| Request |
Reproduce every entry exactly.

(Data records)
□ □ □ □ □

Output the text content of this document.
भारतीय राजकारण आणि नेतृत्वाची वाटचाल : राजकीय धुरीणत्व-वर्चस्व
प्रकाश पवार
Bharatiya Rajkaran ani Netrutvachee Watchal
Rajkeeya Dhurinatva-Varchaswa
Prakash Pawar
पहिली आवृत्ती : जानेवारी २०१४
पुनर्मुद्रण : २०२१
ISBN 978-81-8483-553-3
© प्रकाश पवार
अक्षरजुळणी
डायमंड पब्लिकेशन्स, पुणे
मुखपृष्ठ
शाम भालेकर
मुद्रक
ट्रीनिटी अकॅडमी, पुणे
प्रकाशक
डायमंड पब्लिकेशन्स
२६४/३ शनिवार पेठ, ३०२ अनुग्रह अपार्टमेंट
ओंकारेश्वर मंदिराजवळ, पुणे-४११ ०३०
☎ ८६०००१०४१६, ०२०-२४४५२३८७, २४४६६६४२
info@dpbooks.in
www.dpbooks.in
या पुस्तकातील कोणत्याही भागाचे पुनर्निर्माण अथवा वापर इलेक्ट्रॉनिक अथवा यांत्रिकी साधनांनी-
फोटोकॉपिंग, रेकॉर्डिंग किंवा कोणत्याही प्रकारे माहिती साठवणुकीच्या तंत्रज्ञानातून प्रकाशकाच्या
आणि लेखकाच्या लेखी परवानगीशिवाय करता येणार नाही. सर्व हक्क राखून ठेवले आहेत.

□ □ □ □ □

| The completed task |
Output the text content of this document.
भारतीय राजकारण आणि नेतृत्वाची वाटचाल : राजकीय धुरीणत्व-वर्चस्व
प्रकाश पवार
Bharatiya Rajkaran ani Netrutvachee Watchal
Rajkeeya Dhurinatva-Varchaswa
Prakash Pawar
पहिली आवृत्ती : जानेवारी २०१४
पुनर्मुद्रण : २०२१
ISBN 978-81-8483-553-3
© प्रकाश पवार
अक्षरजुळणी
डायमंड पब्लिकेशन्स, पुणे
मुखपृष्ठ
शाम भालेकर
मुद्रक
ट्रीनिटी अकॅडमी, पुणे
प्रकाशक
डायमंड पब्लिकेशन्स
२६४/३ शनिवार पेठ, ३०२ अनुग्रह अपार्टमेंट
ओंकारेश्वर मंदिराजवळ, पुणे-४११ ०३०
☎ ८६०००१०४१६, ०२०-२४४५२३८७, २४४६६६४२
info@dpbooks.in
www.dpbooks.in
या पुस्तकातील कोणत्याही भागाचे पुनर्निर्माण अथवा वापर इलेक्ट्रॉनिक अथवा यांत्रिकी साधनांनी-
फोटोकॉपिंग, रेकॉर्डिंग किंवा कोणत्याही प्रकारे माहिती साठवणुकीच्या तंत्रज्ञानातून प्रकाशकाच्या
आणि लेखकाच्या लेखी परवानगीशिवाय करता येणार नाही. सर्व हक्क राखून ठेवले आहेत.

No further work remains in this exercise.